- [ROWS]:
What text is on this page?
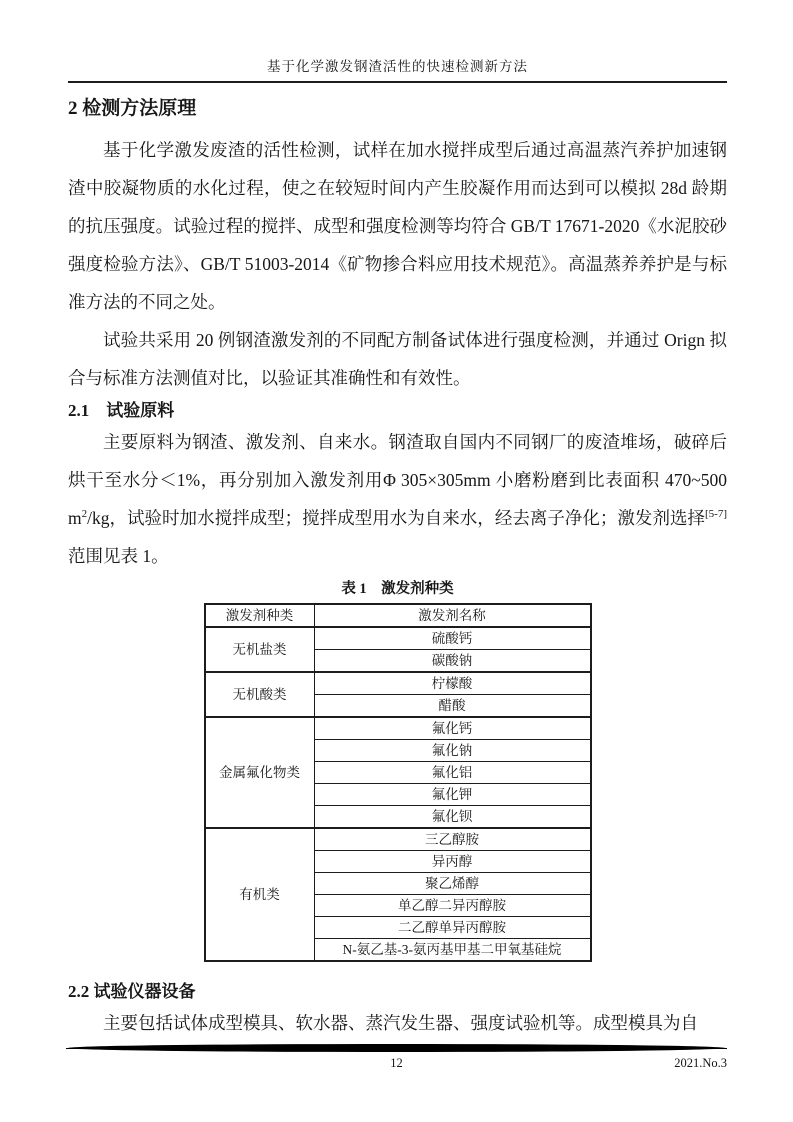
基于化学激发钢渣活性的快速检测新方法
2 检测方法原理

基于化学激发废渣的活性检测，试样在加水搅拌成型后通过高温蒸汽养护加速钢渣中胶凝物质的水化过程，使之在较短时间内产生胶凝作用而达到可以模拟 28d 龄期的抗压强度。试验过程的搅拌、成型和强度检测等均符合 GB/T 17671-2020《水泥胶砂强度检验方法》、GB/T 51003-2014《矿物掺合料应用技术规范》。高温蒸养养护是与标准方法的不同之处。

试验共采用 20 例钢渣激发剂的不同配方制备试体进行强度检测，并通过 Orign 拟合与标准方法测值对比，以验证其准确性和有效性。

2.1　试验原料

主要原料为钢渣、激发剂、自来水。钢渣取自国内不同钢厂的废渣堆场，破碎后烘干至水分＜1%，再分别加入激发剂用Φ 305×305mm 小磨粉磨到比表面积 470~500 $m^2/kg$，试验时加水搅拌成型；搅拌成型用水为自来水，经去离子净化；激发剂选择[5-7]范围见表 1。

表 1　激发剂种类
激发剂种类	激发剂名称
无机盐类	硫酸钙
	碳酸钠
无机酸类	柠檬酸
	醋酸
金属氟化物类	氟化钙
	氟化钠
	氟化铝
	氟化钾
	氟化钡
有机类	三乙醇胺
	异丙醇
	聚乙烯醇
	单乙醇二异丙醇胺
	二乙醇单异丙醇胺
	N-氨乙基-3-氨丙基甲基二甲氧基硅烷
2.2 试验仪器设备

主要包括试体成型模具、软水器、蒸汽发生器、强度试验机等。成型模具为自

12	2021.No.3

- [WHAT IS REQUIRED]: Make an exact copy of the data above, pictures excluded.

- [THE ANSWER]:
What text is on this page?
基于化学激发钢渣活性的快速检测新方法
2 检测方法原理

基于化学激发废渣的活性检测，试样在加水搅拌成型后通过高温蒸汽养护加速钢渣中胶凝物质的水化过程，使之在较短时间内产生胶凝作用而达到可以模拟 28d 龄期的抗压强度。试验过程的搅拌、成型和强度检测等均符合 GB/T 17671-2020《水泥胶砂强度检验方法》、GB/T 51003-2014《矿物掺合料应用技术规范》。高温蒸养养护是与标准方法的不同之处。

试验共采用 20 例钢渣激发剂的不同配方制备试体进行强度检测，并通过 Orign 拟合与标准方法测值对比，以验证其准确性和有效性。

2.1　试验原料

主要原料为钢渣、激发剂、自来水。钢渣取自国内不同钢厂的废渣堆场，破碎后烘干至水分＜1%，再分别加入激发剂用Φ 305×305mm 小磨粉磨到比表面积 470~500 $m^2/kg$，试验时加水搅拌成型；搅拌成型用水为自来水，经去离子净化；激发剂选择[5-7]范围见表 1。

表 1　激发剂种类
激发剂种类	激发剂名称
无机盐类	硫酸钙
	碳酸钠
无机酸类	柠檬酸
	醋酸
金属氟化物类	氟化钙
	氟化钠
	氟化铝
	氟化钾
	氟化钡
有机类	三乙醇胺
	异丙醇
	聚乙烯醇
	单乙醇二异丙醇胺
	二乙醇单异丙醇胺
	N-氨乙基-3-氨丙基甲基二甲氧基硅烷
2.2 试验仪器设备

主要包括试体成型模具、软水器、蒸汽发生器、强度试验机等。成型模具为自

12	2021.No.3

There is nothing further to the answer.